-- start --
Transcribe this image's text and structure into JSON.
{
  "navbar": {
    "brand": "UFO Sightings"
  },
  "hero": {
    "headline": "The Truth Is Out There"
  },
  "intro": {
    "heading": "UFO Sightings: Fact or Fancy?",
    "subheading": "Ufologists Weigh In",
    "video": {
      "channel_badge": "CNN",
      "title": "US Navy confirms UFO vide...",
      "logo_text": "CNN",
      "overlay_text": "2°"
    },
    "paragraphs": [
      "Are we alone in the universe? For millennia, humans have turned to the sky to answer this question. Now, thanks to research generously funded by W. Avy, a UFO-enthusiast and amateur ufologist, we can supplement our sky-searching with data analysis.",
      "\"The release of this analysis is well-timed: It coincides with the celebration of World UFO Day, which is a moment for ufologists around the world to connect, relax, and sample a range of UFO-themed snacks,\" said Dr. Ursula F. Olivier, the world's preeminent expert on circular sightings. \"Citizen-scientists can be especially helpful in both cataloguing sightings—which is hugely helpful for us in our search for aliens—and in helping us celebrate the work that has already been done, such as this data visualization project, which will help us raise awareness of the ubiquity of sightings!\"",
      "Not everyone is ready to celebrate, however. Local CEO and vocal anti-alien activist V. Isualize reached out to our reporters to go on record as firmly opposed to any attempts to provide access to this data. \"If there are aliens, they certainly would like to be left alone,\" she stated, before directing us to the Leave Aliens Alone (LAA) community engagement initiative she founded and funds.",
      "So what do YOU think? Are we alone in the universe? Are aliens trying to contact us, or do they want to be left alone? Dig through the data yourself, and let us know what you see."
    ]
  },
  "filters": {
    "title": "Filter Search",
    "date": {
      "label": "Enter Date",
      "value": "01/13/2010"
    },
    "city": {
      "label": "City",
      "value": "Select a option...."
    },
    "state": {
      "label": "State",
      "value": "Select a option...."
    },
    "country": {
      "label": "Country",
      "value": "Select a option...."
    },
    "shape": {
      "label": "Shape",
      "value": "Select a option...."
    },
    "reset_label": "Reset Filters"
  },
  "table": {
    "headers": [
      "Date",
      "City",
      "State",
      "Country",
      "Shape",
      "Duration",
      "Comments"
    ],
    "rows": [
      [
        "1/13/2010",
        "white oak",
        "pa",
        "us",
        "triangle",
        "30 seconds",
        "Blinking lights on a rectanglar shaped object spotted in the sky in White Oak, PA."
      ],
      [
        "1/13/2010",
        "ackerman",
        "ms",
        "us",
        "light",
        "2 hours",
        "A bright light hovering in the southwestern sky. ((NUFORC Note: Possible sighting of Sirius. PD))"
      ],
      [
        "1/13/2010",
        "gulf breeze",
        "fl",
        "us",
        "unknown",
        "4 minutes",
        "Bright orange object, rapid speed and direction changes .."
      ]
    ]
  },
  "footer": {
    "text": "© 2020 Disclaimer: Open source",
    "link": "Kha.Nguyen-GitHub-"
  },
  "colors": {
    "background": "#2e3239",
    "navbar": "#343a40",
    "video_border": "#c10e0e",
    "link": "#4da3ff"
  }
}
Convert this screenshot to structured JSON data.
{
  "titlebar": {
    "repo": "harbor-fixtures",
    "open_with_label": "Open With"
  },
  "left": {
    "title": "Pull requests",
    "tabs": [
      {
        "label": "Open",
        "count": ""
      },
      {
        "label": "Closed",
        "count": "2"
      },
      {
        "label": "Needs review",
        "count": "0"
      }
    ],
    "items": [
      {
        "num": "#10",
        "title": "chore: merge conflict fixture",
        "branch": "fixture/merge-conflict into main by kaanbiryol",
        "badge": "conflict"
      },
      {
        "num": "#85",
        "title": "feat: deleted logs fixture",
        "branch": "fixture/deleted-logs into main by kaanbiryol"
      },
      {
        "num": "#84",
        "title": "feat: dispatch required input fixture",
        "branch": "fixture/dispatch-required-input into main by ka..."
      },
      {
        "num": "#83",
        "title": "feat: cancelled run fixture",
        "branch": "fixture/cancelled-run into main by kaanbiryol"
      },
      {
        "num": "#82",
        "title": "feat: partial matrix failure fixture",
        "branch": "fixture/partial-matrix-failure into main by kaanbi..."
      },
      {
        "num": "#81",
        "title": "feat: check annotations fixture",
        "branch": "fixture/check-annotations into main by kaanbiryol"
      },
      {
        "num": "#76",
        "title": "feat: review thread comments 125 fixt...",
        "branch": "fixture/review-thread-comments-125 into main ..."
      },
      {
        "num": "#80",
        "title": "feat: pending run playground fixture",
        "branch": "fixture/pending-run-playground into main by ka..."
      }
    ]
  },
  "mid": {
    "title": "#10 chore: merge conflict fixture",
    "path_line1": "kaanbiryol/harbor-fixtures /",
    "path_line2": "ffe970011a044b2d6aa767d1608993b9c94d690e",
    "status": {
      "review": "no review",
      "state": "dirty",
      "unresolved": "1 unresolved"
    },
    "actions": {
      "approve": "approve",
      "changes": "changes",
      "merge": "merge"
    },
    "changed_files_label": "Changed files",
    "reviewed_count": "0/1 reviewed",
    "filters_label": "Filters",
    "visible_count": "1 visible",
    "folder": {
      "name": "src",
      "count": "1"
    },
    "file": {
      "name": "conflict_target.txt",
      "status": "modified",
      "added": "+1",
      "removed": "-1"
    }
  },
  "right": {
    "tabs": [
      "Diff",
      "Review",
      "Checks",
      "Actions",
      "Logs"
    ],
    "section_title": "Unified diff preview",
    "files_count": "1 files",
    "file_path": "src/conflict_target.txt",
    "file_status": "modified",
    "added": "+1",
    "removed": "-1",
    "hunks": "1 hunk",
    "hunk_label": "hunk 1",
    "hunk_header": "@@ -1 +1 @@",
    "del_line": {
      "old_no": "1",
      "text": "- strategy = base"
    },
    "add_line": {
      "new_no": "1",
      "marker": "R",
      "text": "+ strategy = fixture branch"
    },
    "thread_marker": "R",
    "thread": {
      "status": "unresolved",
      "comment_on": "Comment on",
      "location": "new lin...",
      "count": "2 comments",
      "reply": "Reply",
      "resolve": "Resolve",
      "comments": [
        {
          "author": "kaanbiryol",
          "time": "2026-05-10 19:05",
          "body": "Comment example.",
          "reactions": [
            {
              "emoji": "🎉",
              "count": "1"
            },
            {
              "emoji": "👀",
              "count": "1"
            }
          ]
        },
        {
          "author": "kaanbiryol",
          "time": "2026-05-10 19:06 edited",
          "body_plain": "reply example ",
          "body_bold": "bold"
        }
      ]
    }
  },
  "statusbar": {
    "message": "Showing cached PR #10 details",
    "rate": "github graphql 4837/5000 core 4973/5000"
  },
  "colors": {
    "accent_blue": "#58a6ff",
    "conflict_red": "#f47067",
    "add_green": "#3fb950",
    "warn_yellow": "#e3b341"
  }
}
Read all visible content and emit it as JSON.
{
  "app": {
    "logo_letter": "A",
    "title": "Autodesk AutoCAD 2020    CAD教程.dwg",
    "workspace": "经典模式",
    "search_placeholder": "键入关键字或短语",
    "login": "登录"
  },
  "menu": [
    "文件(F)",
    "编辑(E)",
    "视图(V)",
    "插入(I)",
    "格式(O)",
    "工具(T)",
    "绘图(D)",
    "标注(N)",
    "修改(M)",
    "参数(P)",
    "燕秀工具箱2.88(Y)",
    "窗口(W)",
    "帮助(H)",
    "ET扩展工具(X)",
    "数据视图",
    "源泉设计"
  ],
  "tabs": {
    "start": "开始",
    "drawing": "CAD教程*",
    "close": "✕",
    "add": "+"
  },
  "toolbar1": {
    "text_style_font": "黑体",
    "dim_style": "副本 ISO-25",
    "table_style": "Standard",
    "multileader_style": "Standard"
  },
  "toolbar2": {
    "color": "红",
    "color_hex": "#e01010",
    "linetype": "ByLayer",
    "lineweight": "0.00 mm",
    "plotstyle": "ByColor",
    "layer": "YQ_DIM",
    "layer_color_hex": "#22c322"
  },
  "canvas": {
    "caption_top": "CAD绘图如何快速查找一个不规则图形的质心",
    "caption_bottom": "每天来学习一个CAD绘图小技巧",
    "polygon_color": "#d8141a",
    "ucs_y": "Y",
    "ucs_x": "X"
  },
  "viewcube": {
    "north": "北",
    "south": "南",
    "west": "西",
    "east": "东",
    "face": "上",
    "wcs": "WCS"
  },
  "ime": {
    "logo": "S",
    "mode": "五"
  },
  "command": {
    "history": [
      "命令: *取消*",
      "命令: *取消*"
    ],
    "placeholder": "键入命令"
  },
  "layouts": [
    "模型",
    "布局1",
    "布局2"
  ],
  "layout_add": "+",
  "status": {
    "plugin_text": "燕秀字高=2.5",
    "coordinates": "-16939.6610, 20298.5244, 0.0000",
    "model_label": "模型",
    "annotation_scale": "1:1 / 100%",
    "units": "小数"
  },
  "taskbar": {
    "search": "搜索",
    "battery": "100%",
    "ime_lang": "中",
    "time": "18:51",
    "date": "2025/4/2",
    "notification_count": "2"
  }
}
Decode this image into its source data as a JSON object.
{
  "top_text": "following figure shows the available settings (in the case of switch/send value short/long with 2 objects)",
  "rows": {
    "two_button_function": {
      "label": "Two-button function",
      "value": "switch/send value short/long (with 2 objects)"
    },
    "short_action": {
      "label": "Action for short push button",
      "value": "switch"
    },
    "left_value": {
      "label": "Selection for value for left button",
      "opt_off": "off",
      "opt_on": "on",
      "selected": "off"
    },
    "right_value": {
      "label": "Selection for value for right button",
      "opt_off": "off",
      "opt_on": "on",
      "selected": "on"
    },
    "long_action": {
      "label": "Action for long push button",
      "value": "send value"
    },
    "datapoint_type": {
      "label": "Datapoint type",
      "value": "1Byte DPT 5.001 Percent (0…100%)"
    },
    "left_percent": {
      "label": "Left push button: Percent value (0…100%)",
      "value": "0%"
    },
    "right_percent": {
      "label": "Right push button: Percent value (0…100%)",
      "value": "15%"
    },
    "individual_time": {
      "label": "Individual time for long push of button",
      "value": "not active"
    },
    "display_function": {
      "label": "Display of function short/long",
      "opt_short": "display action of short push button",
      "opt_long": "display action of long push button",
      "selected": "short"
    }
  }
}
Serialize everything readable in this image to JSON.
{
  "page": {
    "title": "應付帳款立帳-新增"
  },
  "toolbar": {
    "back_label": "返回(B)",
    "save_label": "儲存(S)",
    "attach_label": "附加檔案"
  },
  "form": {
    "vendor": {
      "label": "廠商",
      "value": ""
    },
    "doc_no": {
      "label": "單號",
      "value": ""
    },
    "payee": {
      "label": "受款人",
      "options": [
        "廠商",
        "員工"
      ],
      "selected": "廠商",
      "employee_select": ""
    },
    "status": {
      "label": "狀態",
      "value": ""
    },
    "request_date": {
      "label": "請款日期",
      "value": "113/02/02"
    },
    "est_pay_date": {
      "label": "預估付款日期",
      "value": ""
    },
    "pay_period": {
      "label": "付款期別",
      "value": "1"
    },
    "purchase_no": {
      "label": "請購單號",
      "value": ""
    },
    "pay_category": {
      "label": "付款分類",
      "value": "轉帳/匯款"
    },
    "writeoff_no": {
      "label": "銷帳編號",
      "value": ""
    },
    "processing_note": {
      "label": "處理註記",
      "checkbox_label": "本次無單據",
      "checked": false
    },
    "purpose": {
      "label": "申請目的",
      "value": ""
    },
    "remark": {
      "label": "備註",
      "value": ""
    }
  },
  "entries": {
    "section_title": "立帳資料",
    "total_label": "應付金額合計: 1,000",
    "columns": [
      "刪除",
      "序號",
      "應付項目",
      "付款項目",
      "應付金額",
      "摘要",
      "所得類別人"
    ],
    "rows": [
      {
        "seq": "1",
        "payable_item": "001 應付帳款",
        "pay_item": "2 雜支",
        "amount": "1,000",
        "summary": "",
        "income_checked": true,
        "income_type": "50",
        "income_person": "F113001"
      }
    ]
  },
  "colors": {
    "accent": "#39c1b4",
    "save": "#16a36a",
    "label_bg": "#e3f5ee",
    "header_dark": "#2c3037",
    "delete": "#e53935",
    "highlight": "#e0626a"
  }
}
-- end --
## Exercise requirements:
Copy each line holding the word "cancelled" from the listing above.

## Output of the exercise:
        "title": "feat: cancelled run fixture",
        "branch": "fixture/cancelled-run into main by kaanbiryol"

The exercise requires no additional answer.